■ **WRITTEN TASK**
Copy each line that holds "Vilas".

■ **SOURCE RECORDS**

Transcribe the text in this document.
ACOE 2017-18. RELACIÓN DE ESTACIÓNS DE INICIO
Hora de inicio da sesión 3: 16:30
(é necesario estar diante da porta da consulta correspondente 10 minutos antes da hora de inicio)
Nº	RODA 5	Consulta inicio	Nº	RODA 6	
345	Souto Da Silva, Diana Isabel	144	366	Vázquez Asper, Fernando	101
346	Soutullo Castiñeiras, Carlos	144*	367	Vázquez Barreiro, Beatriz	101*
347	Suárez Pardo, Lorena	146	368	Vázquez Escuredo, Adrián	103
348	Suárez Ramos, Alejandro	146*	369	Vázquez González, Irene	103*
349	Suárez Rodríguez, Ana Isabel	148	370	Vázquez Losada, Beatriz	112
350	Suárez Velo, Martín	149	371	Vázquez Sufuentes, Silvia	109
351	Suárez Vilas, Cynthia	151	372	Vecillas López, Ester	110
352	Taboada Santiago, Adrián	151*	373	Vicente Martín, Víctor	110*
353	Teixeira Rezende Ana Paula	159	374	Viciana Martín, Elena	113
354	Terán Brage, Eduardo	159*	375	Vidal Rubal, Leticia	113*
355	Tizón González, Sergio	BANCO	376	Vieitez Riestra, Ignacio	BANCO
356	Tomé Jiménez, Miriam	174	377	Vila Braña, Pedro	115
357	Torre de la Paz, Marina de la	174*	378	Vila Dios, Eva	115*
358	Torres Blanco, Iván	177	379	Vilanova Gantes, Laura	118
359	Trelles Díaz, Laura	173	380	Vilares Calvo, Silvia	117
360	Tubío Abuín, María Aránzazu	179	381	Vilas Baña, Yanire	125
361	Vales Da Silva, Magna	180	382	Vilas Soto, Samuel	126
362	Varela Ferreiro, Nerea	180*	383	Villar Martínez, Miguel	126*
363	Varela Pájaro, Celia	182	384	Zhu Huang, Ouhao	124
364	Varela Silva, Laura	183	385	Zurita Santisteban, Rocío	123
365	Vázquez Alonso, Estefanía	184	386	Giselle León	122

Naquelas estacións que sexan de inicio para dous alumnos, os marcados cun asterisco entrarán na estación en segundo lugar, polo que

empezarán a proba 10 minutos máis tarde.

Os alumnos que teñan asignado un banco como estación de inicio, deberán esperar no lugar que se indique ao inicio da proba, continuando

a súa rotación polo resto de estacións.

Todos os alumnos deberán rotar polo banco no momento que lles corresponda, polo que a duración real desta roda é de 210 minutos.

■ **WRITTEN ANSWER**
351	Suárez Vilas, Cynthia	151	372	Vecillas López, Ester	110
360	Tubío Abuín, María Aránzazu	179	381	Vilas Baña, Yanire	125
361	Vales Da Silva, Magna	180	382	Vilas Soto, Samuel	126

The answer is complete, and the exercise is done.